→ **TASK SET**:
(1) Summarize the judgment excerpt in two sentences.
(2) Extend the judgment excerpt beyond its last sentence.

→ **QUOTED TEXT**:
===============

Judgment: approved by the court for handing down

(subject to editorial corrections)*

Ref:                KEE12548

                      

ICOS No:      22/075778

 

Delivered:     21/06/2024

 

 

IN HIS MAJESTY'S COURT OF APPEAL IN NORTHERN IRELAND

___________

 

THE KING

 

v

 

MICHAEL BEATTIE

___________

 

Ms Rosemary Walsh KC (instructed by McCallion Jones Solicitors) for the Appellant
Mr Ian Tannahill (instructed by the Public Prosecution Service) for the Respondent

___________

Before:  Keegan LCJ, Fowler J and Kinney J

___________

KEEGAN LCJ (delivering the judgment of the court)

 

The complainant is entitled to automatic anonymity in respect of these matters by virtue of section 1 of the Sexual Offences (Amendment) Act 1992 as amended.

===============

→ **DATASET EXCERPT**:
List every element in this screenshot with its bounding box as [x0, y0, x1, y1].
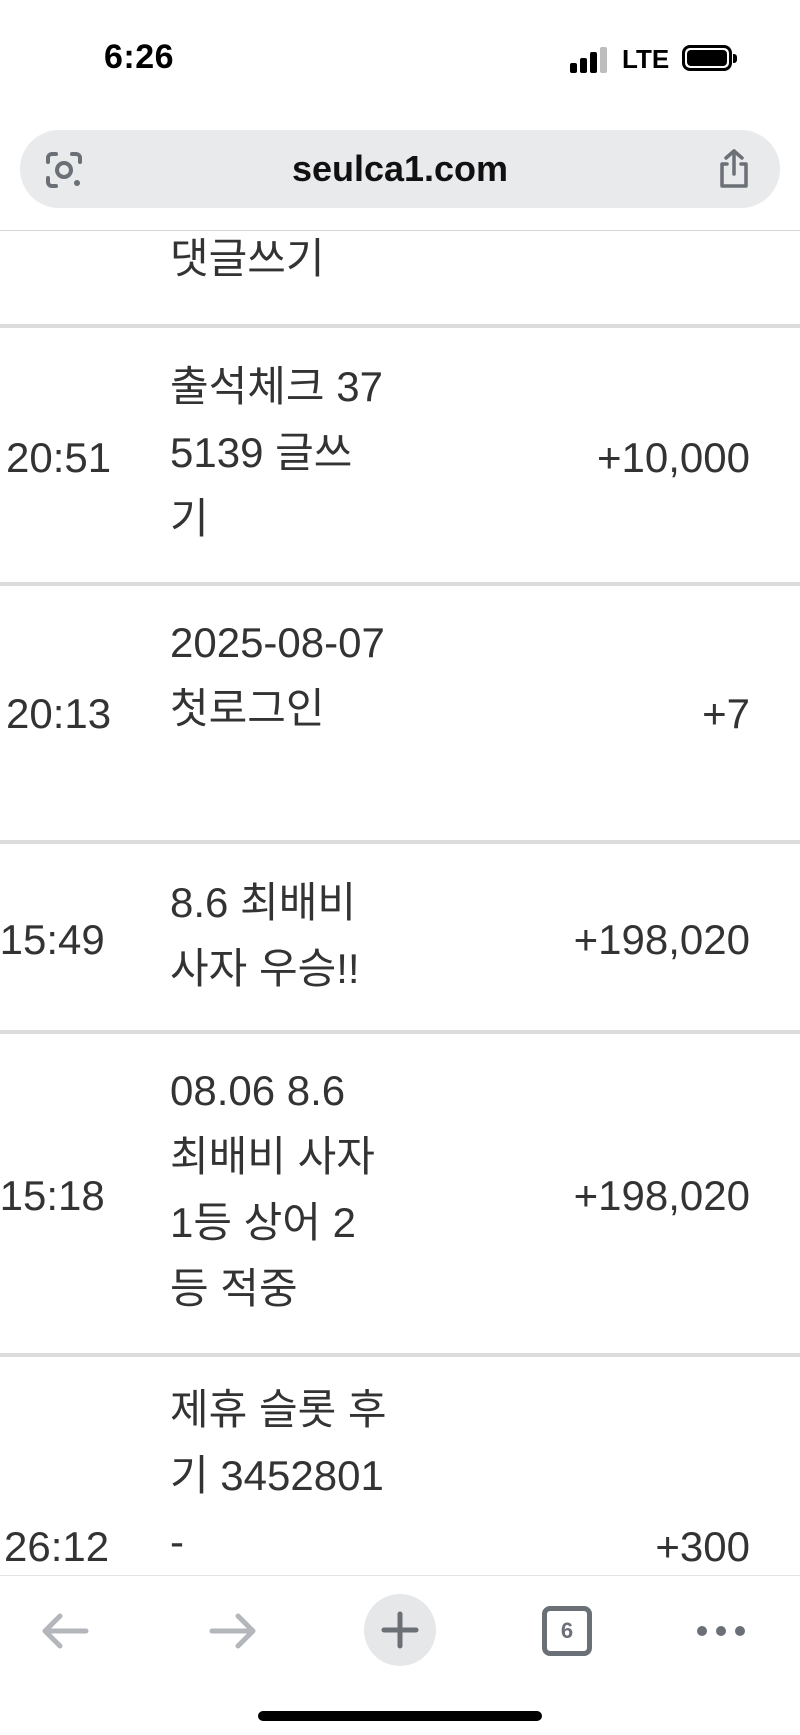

===============

→ **RESPONSES TO THE EXERCISE**:
(1) His Majesty's Court of Appeal in Northern Ireland delivered its judgment in The King v Michael Beattie on 21/06/2024, with Keegan LCJ giving the judgment of a court made up of Keegan LCJ, Fowler J and Kinney J. Ms Rosemary Walsh KC appeared for the Appellant and Mr Ian Tannahill for the Respondent, and the complainant is entitled to automatic anonymity under section 1 of the Sexual Offences (Amendment) Act 1992 as amended.

(2)
Introduction

 

[1]        The appellant with leave of the single judge appeals against the imposition of a Sexual Offences Prevention Order ("SOPO") made by His Honour Judge Irvine KC ("the trial judge") at the Crown Court at Craigavon on 26 May 2023.  The SOPO was made subsequent to the appellant pleading guilty to six counts of sexual activity with a child between the age of 13 and 16 years, contrary to Article 16(1) of the Sexual Offences (Northern Ireland) Order 2008 ("the 2008 Order") and two counts of an adult causing or inciting a child between the age of 13 and 16 to engage in sexual activity, contrary to Article 17(1) of the 2008 Order.

 

[2]        The trial judge sentenced the appellant to a total sentence of four years' imprisonment in relation to counts 1-6 and a two-year custodial sentence in relation to counts 7 and 8, all terms to run concurrently resulting in a total sentence of four years split equally between custody and licence.

 

[3]        In broad terms, the SOPO was made for five years and prohibited any contact with children under 16 of either gender or the victim who is now over 18.  By operation of law a disqualification order was also made which bars the appellant working with children for a period of five years.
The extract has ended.